**Stated task**. Every record below should be printed exactly as it appears.
>> Start Source material
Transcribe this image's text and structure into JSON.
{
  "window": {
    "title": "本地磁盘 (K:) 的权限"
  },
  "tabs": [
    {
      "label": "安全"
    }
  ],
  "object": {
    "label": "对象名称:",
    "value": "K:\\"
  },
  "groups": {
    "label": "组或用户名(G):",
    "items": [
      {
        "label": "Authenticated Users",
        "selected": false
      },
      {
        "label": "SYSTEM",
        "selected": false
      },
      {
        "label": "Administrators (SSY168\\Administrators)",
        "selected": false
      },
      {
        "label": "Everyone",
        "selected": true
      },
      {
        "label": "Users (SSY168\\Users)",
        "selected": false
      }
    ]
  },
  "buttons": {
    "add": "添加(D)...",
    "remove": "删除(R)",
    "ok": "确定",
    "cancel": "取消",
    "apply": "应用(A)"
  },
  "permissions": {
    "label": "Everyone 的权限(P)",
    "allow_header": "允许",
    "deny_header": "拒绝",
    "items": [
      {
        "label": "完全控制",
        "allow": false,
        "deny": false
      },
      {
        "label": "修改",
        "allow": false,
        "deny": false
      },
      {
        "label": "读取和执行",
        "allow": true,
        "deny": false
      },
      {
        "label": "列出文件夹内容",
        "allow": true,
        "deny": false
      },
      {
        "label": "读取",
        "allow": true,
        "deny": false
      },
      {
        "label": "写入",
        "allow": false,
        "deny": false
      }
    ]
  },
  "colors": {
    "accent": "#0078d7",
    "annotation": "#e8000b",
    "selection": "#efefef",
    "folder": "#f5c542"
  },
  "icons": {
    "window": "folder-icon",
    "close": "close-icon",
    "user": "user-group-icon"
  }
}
>> End Source material
**Solution for this task**.
Transcribe this image's text and structure into JSON.
{
  "window": {
    "title": "本地磁盘 (K:) 的权限"
  },
  "tabs": [
    {
      "label": "安全"
    }
  ],
  "object": {
    "label": "对象名称:",
    "value": "K:\\"
  },
  "groups": {
    "label": "组或用户名(G):",
    "items": [
      {
        "label": "Authenticated Users",
        "selected": false
      },
      {
        "label": "SYSTEM",
        "selected": false
      },
      {
        "label": "Administrators (SSY168\\Administrators)",
        "selected": false
      },
      {
        "label": "Everyone",
        "selected": true
      },
      {
        "label": "Users (SSY168\\Users)",
        "selected": false
      }
    ]
  },
  "buttons": {
    "add": "添加(D)...",
    "remove": "删除(R)",
    "ok": "确定",
    "cancel": "取消",
    "apply": "应用(A)"
  },
  "permissions": {
    "label": "Everyone 的权限(P)",
    "allow_header": "允许",
    "deny_header": "拒绝",
    "items": [
      {
        "label": "完全控制",
        "allow": false,
        "deny": false
      },
      {
        "label": "修改",
        "allow": false,
        "deny": false
      },
      {
        "label": "读取和执行",
        "allow": true,
        "deny": false
      },
      {
        "label": "列出文件夹内容",
        "allow": true,
        "deny": false
      },
      {
        "label": "读取",
        "allow": true,
        "deny": false
      },
      {
        "label": "写入",
        "allow": false,
        "deny": false
      }
    ]
  },
  "colors": {
    "accent": "#0078d7",
    "annotation": "#e8000b",
    "selection": "#efefef",
    "folder": "#f5c542"
  },
  "icons": {
    "window": "folder-icon",
    "close": "close-icon",
    "user": "user-group-icon"
  }
}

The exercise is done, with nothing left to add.